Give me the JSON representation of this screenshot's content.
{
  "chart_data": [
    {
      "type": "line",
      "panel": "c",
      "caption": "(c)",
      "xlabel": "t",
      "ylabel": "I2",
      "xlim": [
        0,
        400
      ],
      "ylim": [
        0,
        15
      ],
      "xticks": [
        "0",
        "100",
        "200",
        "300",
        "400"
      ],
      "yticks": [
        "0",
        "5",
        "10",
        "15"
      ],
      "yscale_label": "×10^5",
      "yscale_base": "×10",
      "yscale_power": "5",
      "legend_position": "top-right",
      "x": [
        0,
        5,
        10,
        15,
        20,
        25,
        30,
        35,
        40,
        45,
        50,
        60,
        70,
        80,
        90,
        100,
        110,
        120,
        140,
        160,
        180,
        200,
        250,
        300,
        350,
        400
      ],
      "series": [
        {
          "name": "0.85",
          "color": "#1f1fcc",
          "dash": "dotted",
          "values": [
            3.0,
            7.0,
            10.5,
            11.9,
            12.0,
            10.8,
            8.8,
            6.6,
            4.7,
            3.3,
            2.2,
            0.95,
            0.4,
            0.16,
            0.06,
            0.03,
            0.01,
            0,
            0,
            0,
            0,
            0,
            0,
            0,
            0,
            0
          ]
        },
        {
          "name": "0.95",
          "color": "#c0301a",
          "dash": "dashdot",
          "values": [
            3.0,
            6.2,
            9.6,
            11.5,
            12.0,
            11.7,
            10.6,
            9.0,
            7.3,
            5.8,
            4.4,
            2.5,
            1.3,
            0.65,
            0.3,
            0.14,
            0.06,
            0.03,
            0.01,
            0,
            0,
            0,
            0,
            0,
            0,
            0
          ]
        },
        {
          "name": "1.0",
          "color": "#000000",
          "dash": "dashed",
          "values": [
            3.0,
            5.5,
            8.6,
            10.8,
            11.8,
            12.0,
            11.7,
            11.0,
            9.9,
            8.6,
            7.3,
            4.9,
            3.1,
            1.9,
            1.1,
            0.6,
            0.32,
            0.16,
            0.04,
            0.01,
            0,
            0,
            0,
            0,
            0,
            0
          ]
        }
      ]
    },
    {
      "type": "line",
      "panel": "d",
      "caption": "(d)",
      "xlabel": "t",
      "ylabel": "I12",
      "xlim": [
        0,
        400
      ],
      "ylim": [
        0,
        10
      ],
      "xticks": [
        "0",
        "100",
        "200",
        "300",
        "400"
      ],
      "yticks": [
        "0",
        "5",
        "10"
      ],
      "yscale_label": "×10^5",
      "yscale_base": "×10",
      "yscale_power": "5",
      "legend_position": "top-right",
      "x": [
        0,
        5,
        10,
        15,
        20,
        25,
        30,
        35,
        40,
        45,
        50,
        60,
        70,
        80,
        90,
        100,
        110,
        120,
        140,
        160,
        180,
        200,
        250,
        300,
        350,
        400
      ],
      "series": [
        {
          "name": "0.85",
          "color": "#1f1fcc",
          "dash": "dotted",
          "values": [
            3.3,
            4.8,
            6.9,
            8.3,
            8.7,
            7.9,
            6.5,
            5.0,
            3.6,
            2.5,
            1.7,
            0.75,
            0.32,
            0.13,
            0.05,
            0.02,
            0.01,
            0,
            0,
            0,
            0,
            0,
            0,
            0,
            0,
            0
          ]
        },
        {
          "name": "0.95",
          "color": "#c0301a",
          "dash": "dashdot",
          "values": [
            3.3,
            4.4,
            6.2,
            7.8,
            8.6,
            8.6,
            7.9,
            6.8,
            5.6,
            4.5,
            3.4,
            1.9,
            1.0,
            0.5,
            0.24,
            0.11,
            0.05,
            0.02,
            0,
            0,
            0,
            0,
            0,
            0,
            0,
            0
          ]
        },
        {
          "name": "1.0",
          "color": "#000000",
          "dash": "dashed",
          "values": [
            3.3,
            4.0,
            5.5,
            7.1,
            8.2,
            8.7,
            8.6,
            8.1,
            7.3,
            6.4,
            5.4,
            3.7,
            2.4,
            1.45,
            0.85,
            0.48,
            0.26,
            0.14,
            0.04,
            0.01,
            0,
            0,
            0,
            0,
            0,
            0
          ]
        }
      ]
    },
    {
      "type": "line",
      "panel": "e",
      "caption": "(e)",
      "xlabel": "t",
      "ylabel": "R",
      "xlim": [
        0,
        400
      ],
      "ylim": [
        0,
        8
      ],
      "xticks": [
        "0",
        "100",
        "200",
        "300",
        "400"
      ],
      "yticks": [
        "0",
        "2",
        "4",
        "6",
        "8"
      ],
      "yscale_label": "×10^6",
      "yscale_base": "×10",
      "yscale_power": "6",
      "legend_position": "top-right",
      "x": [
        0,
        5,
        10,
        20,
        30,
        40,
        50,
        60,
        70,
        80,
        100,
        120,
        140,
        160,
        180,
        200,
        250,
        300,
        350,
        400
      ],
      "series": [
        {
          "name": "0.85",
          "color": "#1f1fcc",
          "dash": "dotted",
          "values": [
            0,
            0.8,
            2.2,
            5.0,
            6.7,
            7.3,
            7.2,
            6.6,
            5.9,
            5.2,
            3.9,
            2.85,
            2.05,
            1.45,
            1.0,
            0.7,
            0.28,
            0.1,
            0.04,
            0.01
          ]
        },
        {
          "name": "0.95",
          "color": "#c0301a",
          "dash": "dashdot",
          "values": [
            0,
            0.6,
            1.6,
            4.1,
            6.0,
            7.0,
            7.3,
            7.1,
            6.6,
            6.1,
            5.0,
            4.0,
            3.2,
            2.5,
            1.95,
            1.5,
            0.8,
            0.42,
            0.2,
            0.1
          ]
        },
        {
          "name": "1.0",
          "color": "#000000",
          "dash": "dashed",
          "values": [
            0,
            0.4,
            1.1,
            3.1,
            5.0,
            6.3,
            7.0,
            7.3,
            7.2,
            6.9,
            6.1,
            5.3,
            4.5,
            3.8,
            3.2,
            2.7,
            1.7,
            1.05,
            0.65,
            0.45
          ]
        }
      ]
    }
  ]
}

----------

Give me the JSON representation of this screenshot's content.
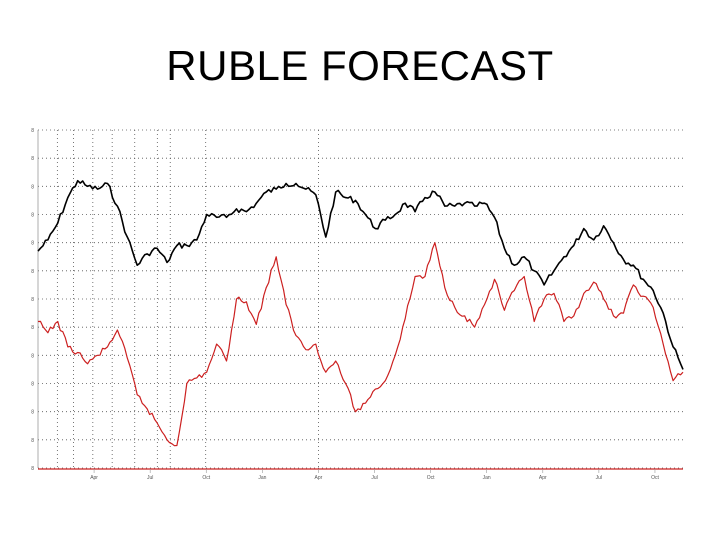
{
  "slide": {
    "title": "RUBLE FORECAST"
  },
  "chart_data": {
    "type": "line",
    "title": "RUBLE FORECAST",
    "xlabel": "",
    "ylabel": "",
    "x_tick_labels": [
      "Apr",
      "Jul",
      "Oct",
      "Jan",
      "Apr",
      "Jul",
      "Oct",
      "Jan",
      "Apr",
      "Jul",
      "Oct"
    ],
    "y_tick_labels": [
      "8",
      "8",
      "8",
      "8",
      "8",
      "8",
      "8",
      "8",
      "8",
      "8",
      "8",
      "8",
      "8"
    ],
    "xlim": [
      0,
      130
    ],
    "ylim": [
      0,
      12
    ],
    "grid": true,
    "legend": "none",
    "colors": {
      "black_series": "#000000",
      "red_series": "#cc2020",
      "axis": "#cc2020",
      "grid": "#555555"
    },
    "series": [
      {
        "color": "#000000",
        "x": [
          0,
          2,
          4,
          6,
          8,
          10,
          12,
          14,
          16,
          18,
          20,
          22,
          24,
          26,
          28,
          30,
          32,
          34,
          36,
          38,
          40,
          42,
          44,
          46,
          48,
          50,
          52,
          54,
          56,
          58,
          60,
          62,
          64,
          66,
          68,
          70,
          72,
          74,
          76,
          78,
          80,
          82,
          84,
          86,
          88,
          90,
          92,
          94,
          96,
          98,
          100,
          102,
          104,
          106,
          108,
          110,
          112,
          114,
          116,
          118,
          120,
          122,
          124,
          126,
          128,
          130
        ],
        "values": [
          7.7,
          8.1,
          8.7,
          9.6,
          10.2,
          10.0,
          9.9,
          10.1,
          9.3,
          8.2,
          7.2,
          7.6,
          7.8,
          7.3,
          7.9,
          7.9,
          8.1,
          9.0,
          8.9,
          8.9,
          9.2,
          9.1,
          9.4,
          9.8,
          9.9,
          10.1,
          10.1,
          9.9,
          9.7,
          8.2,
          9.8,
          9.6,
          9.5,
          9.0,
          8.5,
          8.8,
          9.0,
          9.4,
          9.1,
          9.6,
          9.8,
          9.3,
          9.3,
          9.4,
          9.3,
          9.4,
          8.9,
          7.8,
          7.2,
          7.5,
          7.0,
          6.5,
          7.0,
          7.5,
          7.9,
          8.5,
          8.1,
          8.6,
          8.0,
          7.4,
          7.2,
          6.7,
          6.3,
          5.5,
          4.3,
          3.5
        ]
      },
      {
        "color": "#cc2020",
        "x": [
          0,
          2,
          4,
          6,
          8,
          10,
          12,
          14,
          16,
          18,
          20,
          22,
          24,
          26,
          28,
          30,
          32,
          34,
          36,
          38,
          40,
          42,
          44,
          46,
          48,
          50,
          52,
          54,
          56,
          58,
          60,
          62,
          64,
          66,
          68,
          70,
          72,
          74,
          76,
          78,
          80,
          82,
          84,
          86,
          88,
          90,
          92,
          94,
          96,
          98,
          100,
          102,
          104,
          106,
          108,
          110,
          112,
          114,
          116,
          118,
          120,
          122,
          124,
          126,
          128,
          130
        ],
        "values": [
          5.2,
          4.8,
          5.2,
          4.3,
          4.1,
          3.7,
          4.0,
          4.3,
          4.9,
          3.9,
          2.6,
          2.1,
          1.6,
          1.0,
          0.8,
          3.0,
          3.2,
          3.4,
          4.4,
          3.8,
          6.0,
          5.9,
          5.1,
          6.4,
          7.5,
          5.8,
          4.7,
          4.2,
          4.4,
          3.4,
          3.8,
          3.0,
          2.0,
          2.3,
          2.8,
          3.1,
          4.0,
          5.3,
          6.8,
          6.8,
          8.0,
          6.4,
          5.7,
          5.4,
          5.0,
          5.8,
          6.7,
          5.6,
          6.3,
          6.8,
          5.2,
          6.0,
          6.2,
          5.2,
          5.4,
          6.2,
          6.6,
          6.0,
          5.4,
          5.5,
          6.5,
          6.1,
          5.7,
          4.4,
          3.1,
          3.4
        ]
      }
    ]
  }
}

----------

Give back only a number, the number of lines where the string "title" occurs.

### COMPLETED TASK:
2